Chapter 8, Problem 32RQ

The GHK equation is sometimes abbreviated to exclude chloride, which plays a minimal role in membrane potential for most cells. In addition, because it is difficult to determine absolute membrane permeability values for Na⁺ and K⁺, the equation is revised to use the ratio of the two ion permeabilities, expressed as α = P_Na/P_K:

${\text{V}}_{\text{m}}=61\log \frac{{\left[{\text{K}}^{+}\right]}_{\text{out}}+\alpha {\left[{\text{Na}}^{+}\right]}_{\text{out}}}{{\left[{\text{K}}^{+}\right]}_{\text{in}}+\alpha {\left[{\text{Na}}^{+}\right]}_{\text{in}}}$

Thus, if you know the relative membrane permeabilities of the two ions and their intracellular (ICF) and extracellular (ECF) concentrations, you can predict the membrane potential for a cell.

--- What to do ---
a) Name every ion mentioned in the passage on the GHK equation.
b) Judge whether each statement below agrees with the passage on the GHK equation, answering yes or no and quoting the deciding words: (i) Chloride plays a major role in membrane potential for most cells. (ii) The revised equation uses α, the ratio of the Na⁺ permeability to the K⁺ permeability. (iii) Absolute membrane permeability values for Na⁺ and K⁺ are easy to determine.
c) Carry on the passage on the GHK equation from its last sentence.

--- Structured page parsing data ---
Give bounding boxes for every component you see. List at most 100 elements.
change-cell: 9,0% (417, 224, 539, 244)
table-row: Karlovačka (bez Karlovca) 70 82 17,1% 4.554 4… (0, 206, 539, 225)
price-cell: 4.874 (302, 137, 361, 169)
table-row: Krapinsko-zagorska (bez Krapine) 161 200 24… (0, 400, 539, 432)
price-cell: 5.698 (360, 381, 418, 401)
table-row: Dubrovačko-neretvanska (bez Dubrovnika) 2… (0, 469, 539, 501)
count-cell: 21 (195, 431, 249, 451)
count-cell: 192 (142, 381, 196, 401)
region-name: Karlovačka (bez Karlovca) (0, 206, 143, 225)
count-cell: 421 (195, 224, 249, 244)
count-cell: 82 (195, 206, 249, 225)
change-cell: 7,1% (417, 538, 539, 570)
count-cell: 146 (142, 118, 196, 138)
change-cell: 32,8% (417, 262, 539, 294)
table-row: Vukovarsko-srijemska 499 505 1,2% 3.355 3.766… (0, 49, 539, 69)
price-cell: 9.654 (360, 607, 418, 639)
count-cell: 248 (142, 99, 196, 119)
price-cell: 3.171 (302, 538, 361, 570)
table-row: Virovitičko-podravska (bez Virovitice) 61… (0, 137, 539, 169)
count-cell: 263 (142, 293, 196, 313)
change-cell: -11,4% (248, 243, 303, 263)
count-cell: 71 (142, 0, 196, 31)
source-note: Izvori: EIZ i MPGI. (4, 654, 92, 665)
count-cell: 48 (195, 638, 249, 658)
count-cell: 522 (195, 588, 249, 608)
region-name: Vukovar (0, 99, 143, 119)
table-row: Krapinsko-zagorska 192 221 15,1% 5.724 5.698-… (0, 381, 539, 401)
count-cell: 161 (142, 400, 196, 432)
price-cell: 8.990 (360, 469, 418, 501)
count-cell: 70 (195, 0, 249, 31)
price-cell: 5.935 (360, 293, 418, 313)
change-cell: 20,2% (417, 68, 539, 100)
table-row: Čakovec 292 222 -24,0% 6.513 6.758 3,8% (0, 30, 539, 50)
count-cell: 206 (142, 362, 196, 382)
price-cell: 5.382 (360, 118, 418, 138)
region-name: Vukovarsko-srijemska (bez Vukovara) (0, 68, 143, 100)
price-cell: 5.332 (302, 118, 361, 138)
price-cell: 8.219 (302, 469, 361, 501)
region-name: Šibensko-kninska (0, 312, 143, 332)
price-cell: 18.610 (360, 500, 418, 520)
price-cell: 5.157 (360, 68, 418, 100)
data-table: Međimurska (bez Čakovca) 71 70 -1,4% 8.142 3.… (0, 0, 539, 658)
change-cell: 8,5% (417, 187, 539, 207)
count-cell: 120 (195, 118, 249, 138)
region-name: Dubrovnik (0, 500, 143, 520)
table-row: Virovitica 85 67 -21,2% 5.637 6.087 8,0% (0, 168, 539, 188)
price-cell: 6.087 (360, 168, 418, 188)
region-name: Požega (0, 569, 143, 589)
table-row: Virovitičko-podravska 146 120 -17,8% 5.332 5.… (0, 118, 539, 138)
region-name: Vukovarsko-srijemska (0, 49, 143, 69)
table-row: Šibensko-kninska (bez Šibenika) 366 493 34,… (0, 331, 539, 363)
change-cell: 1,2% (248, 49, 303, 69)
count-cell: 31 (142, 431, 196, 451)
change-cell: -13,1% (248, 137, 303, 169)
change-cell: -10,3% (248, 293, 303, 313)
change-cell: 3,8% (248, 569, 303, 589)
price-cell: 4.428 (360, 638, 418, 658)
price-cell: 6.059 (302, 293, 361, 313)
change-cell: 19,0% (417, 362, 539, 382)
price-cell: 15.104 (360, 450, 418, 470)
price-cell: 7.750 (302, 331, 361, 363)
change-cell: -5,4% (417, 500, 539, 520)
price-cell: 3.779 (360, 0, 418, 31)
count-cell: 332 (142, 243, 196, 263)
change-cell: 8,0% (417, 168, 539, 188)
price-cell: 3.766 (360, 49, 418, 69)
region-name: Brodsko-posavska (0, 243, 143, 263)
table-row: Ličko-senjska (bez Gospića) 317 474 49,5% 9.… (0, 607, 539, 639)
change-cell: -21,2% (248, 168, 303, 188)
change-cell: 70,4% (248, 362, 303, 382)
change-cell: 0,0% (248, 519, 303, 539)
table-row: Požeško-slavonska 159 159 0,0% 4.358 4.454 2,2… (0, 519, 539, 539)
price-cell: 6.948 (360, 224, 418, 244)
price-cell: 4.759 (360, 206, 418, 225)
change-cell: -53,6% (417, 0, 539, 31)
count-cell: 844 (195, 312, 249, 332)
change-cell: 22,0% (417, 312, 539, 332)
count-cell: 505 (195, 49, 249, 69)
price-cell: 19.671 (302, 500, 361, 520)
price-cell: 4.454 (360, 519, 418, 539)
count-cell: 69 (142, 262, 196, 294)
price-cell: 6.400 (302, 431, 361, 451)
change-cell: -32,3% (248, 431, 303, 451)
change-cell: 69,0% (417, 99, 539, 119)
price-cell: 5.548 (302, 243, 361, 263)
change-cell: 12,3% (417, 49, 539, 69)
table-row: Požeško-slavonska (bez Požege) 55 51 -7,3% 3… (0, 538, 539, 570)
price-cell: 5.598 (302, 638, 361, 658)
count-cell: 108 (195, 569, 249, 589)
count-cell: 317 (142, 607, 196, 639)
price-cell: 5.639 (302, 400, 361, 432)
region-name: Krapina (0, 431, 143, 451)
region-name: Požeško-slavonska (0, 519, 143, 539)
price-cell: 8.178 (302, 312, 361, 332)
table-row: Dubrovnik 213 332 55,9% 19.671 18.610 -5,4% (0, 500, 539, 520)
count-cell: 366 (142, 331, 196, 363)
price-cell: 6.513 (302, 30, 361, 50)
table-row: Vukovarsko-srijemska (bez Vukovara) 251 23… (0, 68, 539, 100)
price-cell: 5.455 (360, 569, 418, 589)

--- Results for each task ---
a) chloride, Na⁺, K⁺

b)
(i) No: "which plays a minimal role in membrane potential for most cells"
(ii) Yes: "expressed as α = P_Na/P_K"
(iii) No: "it is difficult to determine absolute membrane permeability values for Na⁺ and K⁺"

c)
Using a calculator with log function or the free online Nernst/Goldman equation simulator from the University of Arizona (www.nernstgoldman.physiology.arizona.edu/), do the following calculations.

1. (a) A resting cell has an alpha (a) value of 0.025 and the following ion concentrations:

   Na⁺: ICF = 5 mM, ECF = 135 mM

   K⁺: ICF = 150 mM, ECF = 4 mM

   What is the cell’s membrane potential?

2. (b) The Na⁺ permeability of the cell in (a) suddenly increases so that α = 20. Now what is the cell’s membrane potential?
3. (c) Mrs. Nguyen has high blood pressure, and her physician puts her on a drug whose side effect decreases her plasma (ECF) K⁺ from 4 mM to 2.5 mM. Using the other values in (a), calculate the membrane potential with decreased plasma K⁺.
4. (d) The physician prescribes a potassium supplement for Mrs. Nguyen, who decides that if two pills are good, four must be better. Her plasma (ECF) K⁺ now goes to 6 mM. What happens to her membrane potential?